Data excerpts:
####

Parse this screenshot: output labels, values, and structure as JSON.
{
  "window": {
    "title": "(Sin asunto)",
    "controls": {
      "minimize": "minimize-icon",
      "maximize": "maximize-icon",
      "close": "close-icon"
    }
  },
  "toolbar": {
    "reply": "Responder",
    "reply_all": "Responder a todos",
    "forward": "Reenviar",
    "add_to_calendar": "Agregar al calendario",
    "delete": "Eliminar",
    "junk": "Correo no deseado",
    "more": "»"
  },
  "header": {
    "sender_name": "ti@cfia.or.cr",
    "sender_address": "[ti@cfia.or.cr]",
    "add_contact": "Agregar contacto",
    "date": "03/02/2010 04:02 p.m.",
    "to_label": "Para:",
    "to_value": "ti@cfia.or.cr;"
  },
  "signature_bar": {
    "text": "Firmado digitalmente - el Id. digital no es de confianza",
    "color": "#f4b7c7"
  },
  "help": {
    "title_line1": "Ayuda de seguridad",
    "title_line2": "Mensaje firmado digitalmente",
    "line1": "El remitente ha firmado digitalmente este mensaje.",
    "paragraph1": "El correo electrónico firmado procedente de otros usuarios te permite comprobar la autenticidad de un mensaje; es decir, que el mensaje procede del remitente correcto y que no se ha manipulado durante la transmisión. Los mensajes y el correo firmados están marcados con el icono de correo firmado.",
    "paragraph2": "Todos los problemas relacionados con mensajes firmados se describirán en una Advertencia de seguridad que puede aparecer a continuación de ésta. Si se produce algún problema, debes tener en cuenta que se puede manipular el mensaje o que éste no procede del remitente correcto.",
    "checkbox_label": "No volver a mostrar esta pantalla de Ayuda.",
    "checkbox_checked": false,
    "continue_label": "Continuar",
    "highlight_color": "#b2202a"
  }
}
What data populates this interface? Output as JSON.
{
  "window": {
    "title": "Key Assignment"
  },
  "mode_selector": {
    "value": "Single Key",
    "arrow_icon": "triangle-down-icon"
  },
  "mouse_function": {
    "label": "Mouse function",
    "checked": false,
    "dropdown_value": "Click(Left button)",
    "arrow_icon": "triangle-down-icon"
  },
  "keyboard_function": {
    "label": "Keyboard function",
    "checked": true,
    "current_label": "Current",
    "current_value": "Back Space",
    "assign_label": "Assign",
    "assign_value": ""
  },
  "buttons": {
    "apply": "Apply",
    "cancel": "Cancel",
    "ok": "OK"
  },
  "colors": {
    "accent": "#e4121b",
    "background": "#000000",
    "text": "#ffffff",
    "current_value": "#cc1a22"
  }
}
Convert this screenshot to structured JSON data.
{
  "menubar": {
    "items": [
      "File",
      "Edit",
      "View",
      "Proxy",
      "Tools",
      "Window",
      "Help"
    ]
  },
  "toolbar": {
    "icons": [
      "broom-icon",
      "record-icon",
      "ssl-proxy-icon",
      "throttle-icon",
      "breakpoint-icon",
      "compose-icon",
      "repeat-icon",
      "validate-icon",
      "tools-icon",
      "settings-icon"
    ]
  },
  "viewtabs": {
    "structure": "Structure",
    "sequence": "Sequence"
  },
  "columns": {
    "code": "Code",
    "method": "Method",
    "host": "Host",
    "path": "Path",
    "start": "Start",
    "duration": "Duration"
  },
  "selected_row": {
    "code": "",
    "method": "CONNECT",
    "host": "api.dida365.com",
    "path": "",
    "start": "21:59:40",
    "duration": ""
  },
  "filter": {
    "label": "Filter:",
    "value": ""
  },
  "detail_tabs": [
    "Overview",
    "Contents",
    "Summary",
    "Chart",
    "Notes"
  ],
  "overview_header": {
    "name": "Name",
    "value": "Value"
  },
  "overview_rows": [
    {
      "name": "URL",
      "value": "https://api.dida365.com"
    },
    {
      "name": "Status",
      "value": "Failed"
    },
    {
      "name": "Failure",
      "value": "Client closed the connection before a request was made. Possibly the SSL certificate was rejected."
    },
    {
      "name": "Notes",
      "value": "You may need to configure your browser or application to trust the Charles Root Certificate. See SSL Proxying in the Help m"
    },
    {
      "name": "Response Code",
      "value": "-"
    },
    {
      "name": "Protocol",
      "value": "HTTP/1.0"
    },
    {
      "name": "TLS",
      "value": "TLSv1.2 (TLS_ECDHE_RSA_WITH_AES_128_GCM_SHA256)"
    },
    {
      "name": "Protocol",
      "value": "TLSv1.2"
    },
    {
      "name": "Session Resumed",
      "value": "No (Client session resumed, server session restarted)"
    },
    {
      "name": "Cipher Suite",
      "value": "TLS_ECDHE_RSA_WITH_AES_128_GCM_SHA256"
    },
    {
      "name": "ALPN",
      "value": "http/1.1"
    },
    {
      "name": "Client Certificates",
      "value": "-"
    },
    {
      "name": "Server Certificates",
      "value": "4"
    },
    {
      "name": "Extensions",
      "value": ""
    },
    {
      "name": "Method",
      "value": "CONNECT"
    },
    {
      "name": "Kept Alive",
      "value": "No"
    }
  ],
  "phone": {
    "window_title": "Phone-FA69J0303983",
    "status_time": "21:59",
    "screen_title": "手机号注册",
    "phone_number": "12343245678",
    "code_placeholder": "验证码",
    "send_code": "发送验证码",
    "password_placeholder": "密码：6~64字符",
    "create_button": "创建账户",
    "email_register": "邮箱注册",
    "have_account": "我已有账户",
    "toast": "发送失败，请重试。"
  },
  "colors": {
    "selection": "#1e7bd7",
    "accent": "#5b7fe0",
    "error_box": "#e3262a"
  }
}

####

Instruction: Set down the listing above in full, please, exactly as it appears.

Solution to this problem:
Parse this screenshot: output labels, values, and structure as JSON.
{
  "window": {
    "title": "(Sin asunto)",
    "controls": {
      "minimize": "minimize-icon",
      "maximize": "maximize-icon",
      "close": "close-icon"
    }
  },
  "toolbar": {
    "reply": "Responder",
    "reply_all": "Responder a todos",
    "forward": "Reenviar",
    "add_to_calendar": "Agregar al calendario",
    "delete": "Eliminar",
    "junk": "Correo no deseado",
    "more": "»"
  },
  "header": {
    "sender_name": "ti@cfia.or.cr",
    "sender_address": "[ti@cfia.or.cr]",
    "add_contact": "Agregar contacto",
    "date": "03/02/2010 04:02 p.m.",
    "to_label": "Para:",
    "to_value": "ti@cfia.or.cr;"
  },
  "signature_bar": {
    "text": "Firmado digitalmente - el Id. digital no es de confianza",
    "color": "#f4b7c7"
  },
  "help": {
    "title_line1": "Ayuda de seguridad",
    "title_line2": "Mensaje firmado digitalmente",
    "line1": "El remitente ha firmado digitalmente este mensaje.",
    "paragraph1": "El correo electrónico firmado procedente de otros usuarios te permite comprobar la autenticidad de un mensaje; es decir, que el mensaje procede del remitente correcto y que no se ha manipulado durante la transmisión. Los mensajes y el correo firmados están marcados con el icono de correo firmado.",
    "paragraph2": "Todos los problemas relacionados con mensajes firmados se describirán en una Advertencia de seguridad que puede aparecer a continuación de ésta. Si se produce algún problema, debes tener en cuenta que se puede manipular el mensaje o que éste no procede del remitente correcto.",
    "checkbox_label": "No volver a mostrar esta pantalla de Ayuda.",
    "checkbox_checked": false,
    "continue_label": "Continuar",
    "highlight_color": "#b2202a"
  }
}
What data populates this interface? Output as JSON.
{
  "window": {
    "title": "Key Assignment"
  },
  "mode_selector": {
    "value": "Single Key",
    "arrow_icon": "triangle-down-icon"
  },
  "mouse_function": {
    "label": "Mouse function",
    "checked": false,
    "dropdown_value": "Click(Left button)",
    "arrow_icon": "triangle-down-icon"
  },
  "keyboard_function": {
    "label": "Keyboard function",
    "checked": true,
    "current_label": "Current",
    "current_value": "Back Space",
    "assign_label": "Assign",
    "assign_value": ""
  },
  "buttons": {
    "apply": "Apply",
    "cancel": "Cancel",
    "ok": "OK"
  },
  "colors": {
    "accent": "#e4121b",
    "background": "#000000",
    "text": "#ffffff",
    "current_value": "#cc1a22"
  }
}
Convert this screenshot to structured JSON data.
{
  "menubar": {
    "items": [
      "File",
      "Edit",
      "View",
      "Proxy",
      "Tools",
      "Window",
      "Help"
    ]
  },
  "toolbar": {
    "icons": [
      "broom-icon",
      "record-icon",
      "ssl-proxy-icon",
      "throttle-icon",
      "breakpoint-icon",
      "compose-icon",
      "repeat-icon",
      "validate-icon",
      "tools-icon",
      "settings-icon"
    ]
  },
  "viewtabs": {
    "structure": "Structure",
    "sequence": "Sequence"
  },
  "columns": {
    "code": "Code",
    "method": "Method",
    "host": "Host",
    "path": "Path",
    "start": "Start",
    "duration": "Duration"
  },
  "selected_row": {
    "code": "",
    "method": "CONNECT",
    "host": "api.dida365.com",
    "path": "",
    "start": "21:59:40",
    "duration": ""
  },
  "filter": {
    "label": "Filter:",
    "value": ""
  },
  "detail_tabs": [
    "Overview",
    "Contents",
    "Summary",
    "Chart",
    "Notes"
  ],
  "overview_header": {
    "name": "Name",
    "value": "Value"
  },
  "overview_rows": [
    {
      "name": "URL",
      "value": "https://api.dida365.com"
    },
    {
      "name": "Status",
      "value": "Failed"
    },
    {
      "name": "Failure",
      "value": "Client closed the connection before a request was made. Possibly the SSL certificate was rejected."
    },
    {
      "name": "Notes",
      "value": "You may need to configure your browser or application to trust the Charles Root Certificate. See SSL Proxying in the Help m"
    },
    {
      "name": "Response Code",
      "value": "-"
    },
    {
      "name": "Protocol",
      "value": "HTTP/1.0"
    },
    {
      "name": "TLS",
      "value": "TLSv1.2 (TLS_ECDHE_RSA_WITH_AES_128_GCM_SHA256)"
    },
    {
      "name": "Protocol",
      "value": "TLSv1.2"
    },
    {
      "name": "Session Resumed",
      "value": "No (Client session resumed, server session restarted)"
    },
    {
      "name": "Cipher Suite",
      "value": "TLS_ECDHE_RSA_WITH_AES_128_GCM_SHA256"
    },
    {
      "name": "ALPN",
      "value": "http/1.1"
    },
    {
      "name": "Client Certificates",
      "value": "-"
    },
    {
      "name": "Server Certificates",
      "value": "4"
    },
    {
      "name": "Extensions",
      "value": ""
    },
    {
      "name": "Method",
      "value": "CONNECT"
    },
    {
      "name": "Kept Alive",
      "value": "No"
    }
  ],
  "phone": {
    "window_title": "Phone-FA69J0303983",
    "status_time": "21:59",
    "screen_title": "手机号注册",
    "phone_number": "12343245678",
    "code_placeholder": "验证码",
    "send_code": "发送验证码",
    "password_placeholder": "密码：6~64字符",
    "create_button": "创建账户",
    "email_register": "邮箱注册",
    "have_account": "我已有账户",
    "toast": "发送失败，请重试。"
  },
  "colors": {
    "selection": "#1e7bd7",
    "accent": "#5b7fe0",
    "error_box": "#e3262a"
  }
}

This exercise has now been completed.